Your instructions
Make a tally of the lines in the records that include the string "Phase", and give only that number.

(Records contained in a dataset)
————
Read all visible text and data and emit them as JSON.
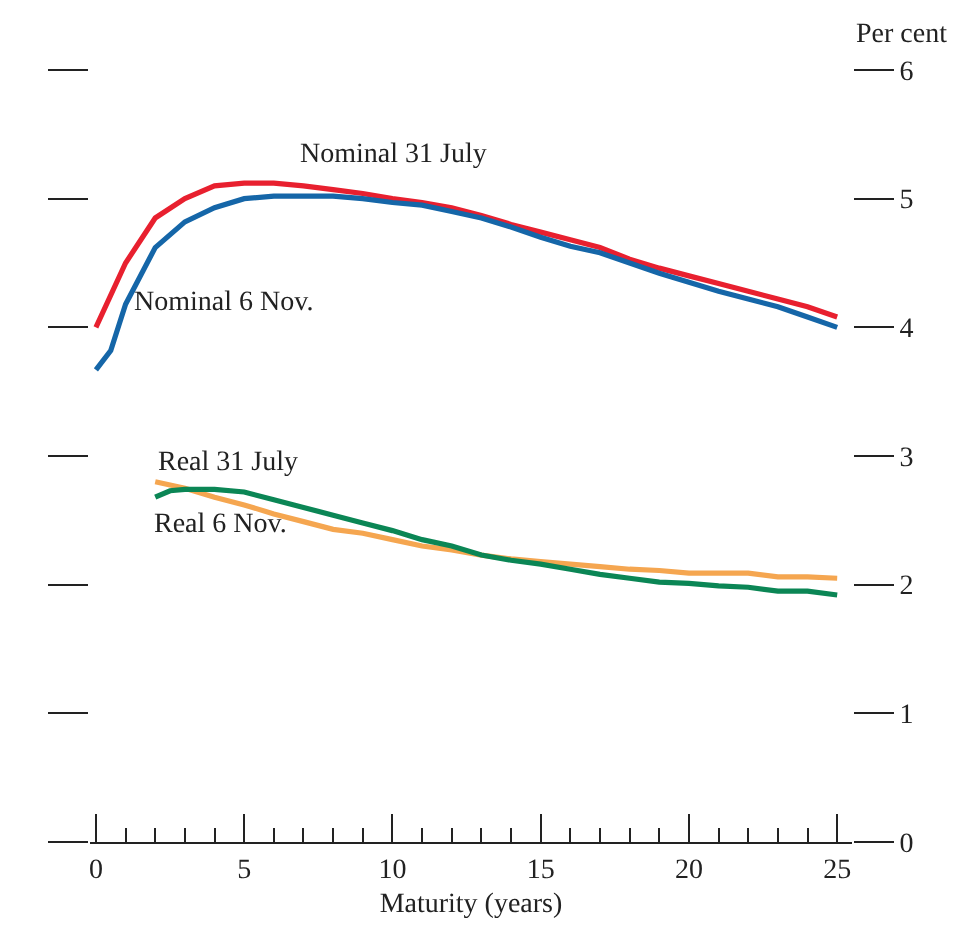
{
  "chart_data": {
    "type": "line",
    "xlabel": "Maturity (years)",
    "ylabel": "Per cent",
    "xlim": [
      -0.2,
      25.5
    ],
    "xticks": [
      0,
      5,
      10,
      15,
      20,
      25
    ],
    "ylim": [
      0,
      6
    ],
    "yticks": [
      0,
      1,
      2,
      3,
      4,
      5,
      6
    ],
    "legend": false,
    "marker": "none",
    "line_style": "solid",
    "series": [
      {
        "name": "Nominal 31 July",
        "color": "#e8202f",
        "x": [
          0,
          1,
          2,
          3,
          4,
          5,
          6,
          7,
          8,
          9,
          10,
          11,
          12,
          13,
          14,
          15,
          16,
          17,
          18,
          19,
          20,
          21,
          22,
          23,
          24,
          25
        ],
        "values": [
          4.0,
          4.5,
          4.85,
          5.0,
          5.1,
          5.12,
          5.12,
          5.1,
          5.07,
          5.04,
          5.0,
          4.97,
          4.93,
          4.87,
          4.8,
          4.74,
          4.68,
          4.62,
          4.53,
          4.46,
          4.4,
          4.34,
          4.28,
          4.22,
          4.16,
          4.08
        ]
      },
      {
        "name": "Nominal 6 Nov.",
        "color": "#1566a8",
        "x": [
          0,
          0.5,
          1,
          2,
          3,
          4,
          5,
          6,
          7,
          8,
          9,
          10,
          11,
          12,
          13,
          14,
          15,
          16,
          17,
          18,
          19,
          20,
          21,
          22,
          23,
          24,
          25
        ],
        "values": [
          3.67,
          3.82,
          4.18,
          4.62,
          4.82,
          4.93,
          5.0,
          5.02,
          5.02,
          5.02,
          5.0,
          4.97,
          4.95,
          4.9,
          4.85,
          4.78,
          4.7,
          4.63,
          4.58,
          4.5,
          4.42,
          4.35,
          4.28,
          4.22,
          4.16,
          4.08,
          4.0
        ]
      },
      {
        "name": "Real 31 July",
        "color": "#f5a650",
        "x": [
          2,
          3,
          4,
          5,
          6,
          7,
          8,
          9,
          10,
          11,
          12,
          13,
          14,
          15,
          16,
          17,
          18,
          19,
          20,
          21,
          22,
          23,
          24,
          25
        ],
        "values": [
          2.8,
          2.75,
          2.68,
          2.62,
          2.55,
          2.49,
          2.43,
          2.4,
          2.35,
          2.3,
          2.27,
          2.23,
          2.2,
          2.18,
          2.16,
          2.14,
          2.12,
          2.11,
          2.09,
          2.09,
          2.09,
          2.06,
          2.06,
          2.05
        ]
      },
      {
        "name": "Real 6 Nov.",
        "color": "#0b8655",
        "x": [
          2,
          2.5,
          3,
          4,
          5,
          6,
          7,
          8,
          9,
          10,
          11,
          12,
          13,
          14,
          15,
          16,
          17,
          18,
          19,
          20,
          21,
          22,
          23,
          24,
          25
        ],
        "values": [
          2.68,
          2.73,
          2.74,
          2.74,
          2.72,
          2.66,
          2.6,
          2.54,
          2.48,
          2.42,
          2.35,
          2.3,
          2.23,
          2.19,
          2.16,
          2.12,
          2.08,
          2.05,
          2.02,
          2.01,
          1.99,
          1.98,
          1.95,
          1.95,
          1.92
        ]
      }
    ]
  }
}
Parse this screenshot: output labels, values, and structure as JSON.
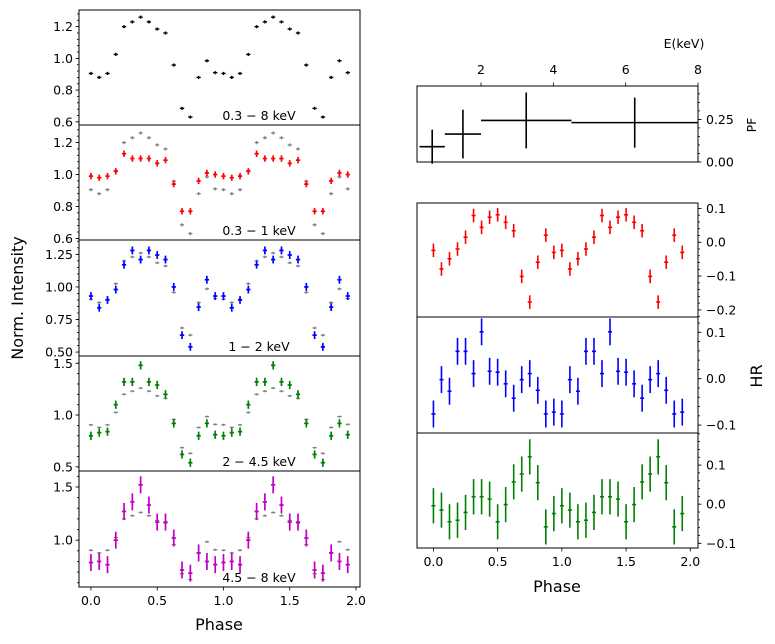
{
  "labels": {
    "left_ylabel": "Norm. Intensity",
    "left_xlabel": "Phase",
    "right_xlabel": "Phase",
    "hr_ylabel": "HR",
    "pf_ylabel": "PF",
    "pf_xlabel": "E(keV)"
  },
  "chart_data": [
    {
      "type": "scatter",
      "panel": "profile",
      "label": "0.3 − 8 keV",
      "color": "#000000",
      "ylim": [
        0.58,
        1.305
      ],
      "yticks": [
        0.6,
        0.8,
        1.0,
        1.2
      ],
      "yticklabels": [
        "0.6",
        "0.8",
        "1.0",
        "1.2"
      ],
      "xlim": [
        -0.09,
        2.03
      ],
      "values": [
        0.905,
        0.88,
        0.905,
        1.025,
        1.2,
        1.23,
        1.26,
        1.23,
        1.185,
        1.16,
        0.958,
        0.685,
        0.63,
        0.88,
        0.985,
        0.91
      ],
      "yerr": 0.01,
      "reference": false
    },
    {
      "type": "scatter",
      "panel": "profile",
      "label": "0.3 − 1 keV",
      "color": "#ff0000",
      "ylim": [
        0.59,
        1.31
      ],
      "yticks": [
        0.6,
        0.8,
        1.0,
        1.2
      ],
      "yticklabels": [
        "0.6",
        "0.8",
        "1.0",
        "1.2"
      ],
      "xlim": [
        -0.09,
        2.03
      ],
      "values": [
        0.99,
        0.98,
        0.99,
        1.02,
        1.13,
        1.1,
        1.1,
        1.1,
        1.07,
        1.09,
        0.94,
        0.77,
        0.77,
        0.96,
        1.01,
        1.0
      ],
      "yerr": 0.02,
      "reference": true
    },
    {
      "type": "scatter",
      "panel": "profile",
      "label": "1 − 2 keV",
      "color": "#0000ff",
      "ylim": [
        0.47,
        1.36
      ],
      "yticks": [
        0.5,
        0.75,
        1.0,
        1.25
      ],
      "yticklabels": [
        "0.50",
        "0.75",
        "1.00",
        "1.25"
      ],
      "xlim": [
        -0.09,
        2.03
      ],
      "values": [
        0.93,
        0.84,
        0.9,
        0.98,
        1.17,
        1.28,
        1.21,
        1.28,
        1.245,
        1.21,
        1.0,
        0.63,
        0.54,
        0.845,
        1.055,
        0.93
      ],
      "yerr": 0.03,
      "reference": true
    },
    {
      "type": "scatter",
      "panel": "profile",
      "label": "2 − 4.5 keV",
      "color": "#008000",
      "ylim": [
        0.46,
        1.57
      ],
      "yticks": [
        0.5,
        1.0,
        1.5
      ],
      "yticklabels": [
        "0.5",
        "1.0",
        "1.5"
      ],
      "xlim": [
        -0.09,
        2.03
      ],
      "values": [
        0.8,
        0.83,
        0.84,
        1.1,
        1.32,
        1.32,
        1.48,
        1.32,
        1.29,
        1.2,
        0.92,
        0.62,
        0.54,
        0.8,
        0.92,
        0.81
      ],
      "yerr": 0.04,
      "reference": true
    },
    {
      "type": "scatter",
      "panel": "profile",
      "label": "4.5 − 8 keV",
      "color": "#bf00bf",
      "ylim": [
        0.56,
        1.65
      ],
      "yticks": [
        1.0,
        1.5
      ],
      "yticklabels": [
        "1.0",
        "1.5"
      ],
      "xlim": [
        -0.09,
        2.03
      ],
      "values": [
        0.79,
        0.8,
        0.77,
        1.0,
        1.27,
        1.36,
        1.52,
        1.33,
        1.17,
        1.17,
        1.02,
        0.72,
        0.69,
        0.88,
        0.8,
        0.77
      ],
      "yerr": 0.08,
      "reference": true,
      "xticks": [
        0.0,
        0.5,
        1.0,
        1.5,
        2.0
      ],
      "xticklabels": [
        "0.0",
        "0.5",
        "1.0",
        "1.5",
        "2.0"
      ]
    },
    {
      "type": "scatter",
      "panel": "pulsed_fraction",
      "color": "#000000",
      "xlim": [
        0.23,
        8
      ],
      "ylim": [
        0,
        0.446
      ],
      "xticks": [
        2,
        4,
        6,
        8
      ],
      "xticklabels": [
        "2",
        "4",
        "6",
        "8"
      ],
      "yticks": [
        0,
        0.25
      ],
      "yticklabels": [
        "0.00",
        "0.25"
      ],
      "points": [
        {
          "x": [
            0.3,
            1.0
          ],
          "y": 0.09,
          "yerr": 0.1
        },
        {
          "x": [
            1.0,
            2.0
          ],
          "y": 0.164,
          "yerr": 0.143
        },
        {
          "x": [
            2.0,
            4.5
          ],
          "y": 0.244,
          "yerr": 0.164
        },
        {
          "x": [
            4.5,
            8.0
          ],
          "y": 0.231,
          "yerr": 0.147
        }
      ]
    },
    {
      "type": "scatter",
      "panel": "hardness_ratio",
      "color": "#ff0000",
      "xlim": [
        -0.128,
        2.06
      ],
      "ylim": [
        -0.221,
        0.116
      ],
      "yticks": [
        -0.2,
        -0.1,
        0.0,
        0.1
      ],
      "yticklabels": [
        "−0.2",
        "−0.1",
        "0.0",
        "0.1"
      ],
      "values": [
        -0.024,
        -0.079,
        -0.049,
        -0.02,
        0.015,
        0.079,
        0.044,
        0.074,
        0.081,
        0.059,
        0.034,
        -0.101,
        -0.177,
        -0.059,
        0.021,
        -0.03
      ],
      "yerr": 0.02
    },
    {
      "type": "scatter",
      "panel": "hardness_ratio",
      "color": "#0000ff",
      "xlim": [
        -0.128,
        2.06
      ],
      "ylim": [
        -0.117,
        0.133
      ],
      "yticks": [
        -0.1,
        0.0,
        0.1
      ],
      "yticklabels": [
        "−0.1",
        "0.0",
        "0.1"
      ],
      "values": [
        -0.076,
        -0.002,
        -0.027,
        0.059,
        0.059,
        0.011,
        0.101,
        0.016,
        0.014,
        -0.011,
        -0.042,
        -0.002,
        0.011,
        -0.025,
        -0.076,
        -0.072
      ],
      "yerr": 0.029
    },
    {
      "type": "scatter",
      "panel": "hardness_ratio",
      "color": "#008000",
      "xlim": [
        -0.128,
        2.06
      ],
      "ylim": [
        -0.112,
        0.182
      ],
      "yticks": [
        -0.1,
        0.0,
        0.1
      ],
      "yticklabels": [
        "−0.1",
        "0.0",
        "0.1"
      ],
      "values": [
        -0.004,
        -0.015,
        -0.045,
        -0.041,
        -0.021,
        0.019,
        0.019,
        0.013,
        -0.045,
        -0.001,
        0.057,
        0.077,
        0.121,
        0.055,
        -0.058,
        -0.024
      ],
      "yerr": 0.045,
      "xticks": [
        0.0,
        0.5,
        1.0,
        1.5,
        2.0
      ],
      "xticklabels": [
        "0.0",
        "0.5",
        "1.0",
        "1.5",
        "2.0"
      ]
    }
  ]
}
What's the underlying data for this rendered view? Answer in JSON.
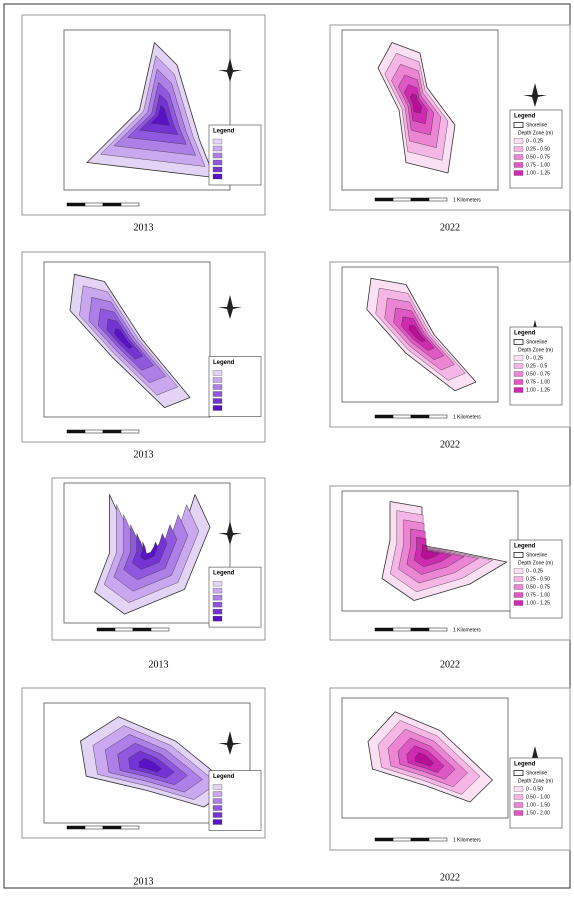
{
  "panels": [
    {
      "caption": "2013",
      "legend": {
        "title": "Legend",
        "items": []
      }
    },
    {
      "caption": "2022",
      "legend": {
        "title": "Legend",
        "shoreline": "Shoreline",
        "zone": "Depth Zone (m)",
        "items": [
          "0 - 0.25",
          "0.25 - 0.50",
          "0.50 - 0.75",
          "0.75 - 1.00",
          "1.00 - 1.25"
        ]
      },
      "scale": "1 Kilometers"
    },
    {
      "caption": "2013",
      "legend": {
        "title": "Legend",
        "items": []
      }
    },
    {
      "caption": "2022",
      "legend": {
        "title": "Legend",
        "shoreline": "Shoreline",
        "zone": "Depth Zone (m)",
        "items": [
          "0 - 0.25",
          "0.25 - 0.5",
          "0.50 - 0.75",
          "0.75 - 1.00",
          "1.00 - 1.25"
        ]
      },
      "scale": "1 Kilometers"
    },
    {
      "caption": "2013",
      "legend": {
        "title": "Legend",
        "items": []
      }
    },
    {
      "caption": "2022",
      "legend": {
        "title": "Legend",
        "shoreline": "Shoreline",
        "zone": "Depth Zone (m)",
        "items": [
          "0 - 0.25",
          "0.25 - 0.50",
          "0.50 - 0.75",
          "0.75 - 1.00",
          "1.00 - 1.25"
        ]
      },
      "scale": "1 Kilometers"
    },
    {
      "caption": "2013",
      "legend": {
        "title": "Legend",
        "items": []
      }
    },
    {
      "caption": "2022",
      "legend": {
        "title": "Legend",
        "shoreline": "Shoreline",
        "zone": "Depth Zone (m)",
        "items": [
          "0 - 0.50",
          "0.50 - 1.00",
          "1.00 - 1.50",
          "1.50 - 2.00"
        ]
      },
      "scale": "1 Kilometers"
    }
  ]
}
————
Exercise result
2